### [Set problem]
In the copy, keep every record exact and leave out all images.

[Figure content listings]
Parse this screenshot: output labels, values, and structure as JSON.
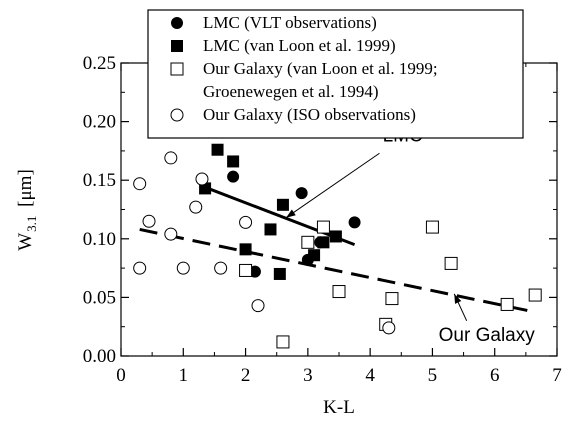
{
  "chart_data": {
    "type": "scatter",
    "xlabel": "K-L",
    "ylabel_main": "W",
    "ylabel_sub": "3.1",
    "ylabel_unit": "[μm]",
    "xlim": [
      0,
      7
    ],
    "ylim": [
      0,
      0.25
    ],
    "x_ticks": [
      "0",
      "1",
      "2",
      "3",
      "4",
      "5",
      "6",
      "7"
    ],
    "y_ticks": [
      "0.00",
      "0.05",
      "0.10",
      "0.15",
      "0.20",
      "0.25"
    ],
    "grid": false,
    "legend_position": "top-center",
    "legend": [
      {
        "marker": "filled-circle",
        "label": "LMC (VLT observations)"
      },
      {
        "marker": "filled-square",
        "label": "LMC (van Loon et al. 1999)"
      },
      {
        "marker": "open-square",
        "label": "Our Galaxy (van Loon et al. 1999;",
        "label_cont": "Groenewegen et al. 1994)"
      },
      {
        "marker": "open-circle",
        "label": "Our Galaxy (ISO observations)"
      }
    ],
    "series": [
      {
        "name": "LMC (VLT observations)",
        "marker": "filled-circle",
        "points": [
          [
            1.8,
            0.153
          ],
          [
            2.15,
            0.072
          ],
          [
            2.9,
            0.139
          ],
          [
            3.0,
            0.082
          ],
          [
            3.2,
            0.097
          ],
          [
            3.75,
            0.114
          ]
        ]
      },
      {
        "name": "LMC (van Loon et al. 1999)",
        "marker": "filled-square",
        "points": [
          [
            1.35,
            0.143
          ],
          [
            1.55,
            0.176
          ],
          [
            1.8,
            0.166
          ],
          [
            2.0,
            0.091
          ],
          [
            2.4,
            0.108
          ],
          [
            2.55,
            0.07
          ],
          [
            2.6,
            0.129
          ],
          [
            3.1,
            0.086
          ],
          [
            3.25,
            0.097
          ],
          [
            3.45,
            0.102
          ]
        ]
      },
      {
        "name": "Our Galaxy (van Loon et al. 1999; Groenewegen et al. 1994)",
        "marker": "open-square",
        "points": [
          [
            2.0,
            0.073
          ],
          [
            2.6,
            0.012
          ],
          [
            3.0,
            0.097
          ],
          [
            3.25,
            0.11
          ],
          [
            3.5,
            0.055
          ],
          [
            4.25,
            0.027
          ],
          [
            4.35,
            0.049
          ],
          [
            5.0,
            0.11
          ],
          [
            5.3,
            0.079
          ],
          [
            6.2,
            0.044
          ],
          [
            6.65,
            0.052
          ]
        ]
      },
      {
        "name": "Our Galaxy (ISO observations)",
        "marker": "open-circle",
        "points": [
          [
            0.3,
            0.075
          ],
          [
            0.3,
            0.147
          ],
          [
            0.45,
            0.115
          ],
          [
            0.8,
            0.104
          ],
          [
            0.8,
            0.169
          ],
          [
            1.0,
            0.075
          ],
          [
            1.2,
            0.127
          ],
          [
            1.3,
            0.151
          ],
          [
            1.6,
            0.075
          ],
          [
            2.0,
            0.114
          ],
          [
            2.2,
            0.043
          ],
          [
            4.3,
            0.024
          ]
        ]
      }
    ],
    "fits": [
      {
        "label": "LMC",
        "style": "solid",
        "x": [
          1.3,
          3.75
        ],
        "y": [
          0.145,
          0.095
        ]
      },
      {
        "label": "Our Galaxy",
        "style": "dashed",
        "x": [
          0.3,
          6.6
        ],
        "y": [
          0.108,
          0.038
        ]
      }
    ],
    "annotations": [
      {
        "text": "LMC",
        "text_at": [
          4.2,
          0.183
        ],
        "arrow_from": [
          4.15,
          0.173
        ],
        "arrow_to": [
          2.65,
          0.118
        ]
      },
      {
        "text": "Our Galaxy",
        "text_at": [
          5.1,
          0.013
        ],
        "arrow_from": [
          5.55,
          0.03
        ],
        "arrow_to": [
          5.35,
          0.053
        ]
      }
    ]
  }
}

### [Exercise answer]
Parse this screenshot: output labels, values, and structure as JSON.
{
  "chart_data": {
    "type": "scatter",
    "xlabel": "K-L",
    "ylabel_main": "W",
    "ylabel_sub": "3.1",
    "ylabel_unit": "[μm]",
    "xlim": [
      0,
      7
    ],
    "ylim": [
      0,
      0.25
    ],
    "x_ticks": [
      "0",
      "1",
      "2",
      "3",
      "4",
      "5",
      "6",
      "7"
    ],
    "y_ticks": [
      "0.00",
      "0.05",
      "0.10",
      "0.15",
      "0.20",
      "0.25"
    ],
    "grid": false,
    "legend_position": "top-center",
    "legend": [
      {
        "marker": "filled-circle",
        "label": "LMC (VLT observations)"
      },
      {
        "marker": "filled-square",
        "label": "LMC (van Loon et al. 1999)"
      },
      {
        "marker": "open-square",
        "label": "Our Galaxy (van Loon et al. 1999;",
        "label_cont": "Groenewegen et al. 1994)"
      },
      {
        "marker": "open-circle",
        "label": "Our Galaxy (ISO observations)"
      }
    ],
    "series": [
      {
        "name": "LMC (VLT observations)",
        "marker": "filled-circle",
        "points": [
          [
            1.8,
            0.153
          ],
          [
            2.15,
            0.072
          ],
          [
            2.9,
            0.139
          ],
          [
            3.0,
            0.082
          ],
          [
            3.2,
            0.097
          ],
          [
            3.75,
            0.114
          ]
        ]
      },
      {
        "name": "LMC (van Loon et al. 1999)",
        "marker": "filled-square",
        "points": [
          [
            1.35,
            0.143
          ],
          [
            1.55,
            0.176
          ],
          [
            1.8,
            0.166
          ],
          [
            2.0,
            0.091
          ],
          [
            2.4,
            0.108
          ],
          [
            2.55,
            0.07
          ],
          [
            2.6,
            0.129
          ],
          [
            3.1,
            0.086
          ],
          [
            3.25,
            0.097
          ],
          [
            3.45,
            0.102
          ]
        ]
      },
      {
        "name": "Our Galaxy (van Loon et al. 1999; Groenewegen et al. 1994)",
        "marker": "open-square",
        "points": [
          [
            2.0,
            0.073
          ],
          [
            2.6,
            0.012
          ],
          [
            3.0,
            0.097
          ],
          [
            3.25,
            0.11
          ],
          [
            3.5,
            0.055
          ],
          [
            4.25,
            0.027
          ],
          [
            4.35,
            0.049
          ],
          [
            5.0,
            0.11
          ],
          [
            5.3,
            0.079
          ],
          [
            6.2,
            0.044
          ],
          [
            6.65,
            0.052
          ]
        ]
      },
      {
        "name": "Our Galaxy (ISO observations)",
        "marker": "open-circle",
        "points": [
          [
            0.3,
            0.075
          ],
          [
            0.3,
            0.147
          ],
          [
            0.45,
            0.115
          ],
          [
            0.8,
            0.104
          ],
          [
            0.8,
            0.169
          ],
          [
            1.0,
            0.075
          ],
          [
            1.2,
            0.127
          ],
          [
            1.3,
            0.151
          ],
          [
            1.6,
            0.075
          ],
          [
            2.0,
            0.114
          ],
          [
            2.2,
            0.043
          ],
          [
            4.3,
            0.024
          ]
        ]
      }
    ],
    "fits": [
      {
        "label": "LMC",
        "style": "solid",
        "x": [
          1.3,
          3.75
        ],
        "y": [
          0.145,
          0.095
        ]
      },
      {
        "label": "Our Galaxy",
        "style": "dashed",
        "x": [
          0.3,
          6.6
        ],
        "y": [
          0.108,
          0.038
        ]
      }
    ],
    "annotations": [
      {
        "text": "LMC",
        "text_at": [
          4.2,
          0.183
        ],
        "arrow_from": [
          4.15,
          0.173
        ],
        "arrow_to": [
          2.65,
          0.118
        ]
      },
      {
        "text": "Our Galaxy",
        "text_at": [
          5.1,
          0.013
        ],
        "arrow_from": [
          5.55,
          0.03
        ],
        "arrow_to": [
          5.35,
          0.053
        ]
      }
    ]
  }
}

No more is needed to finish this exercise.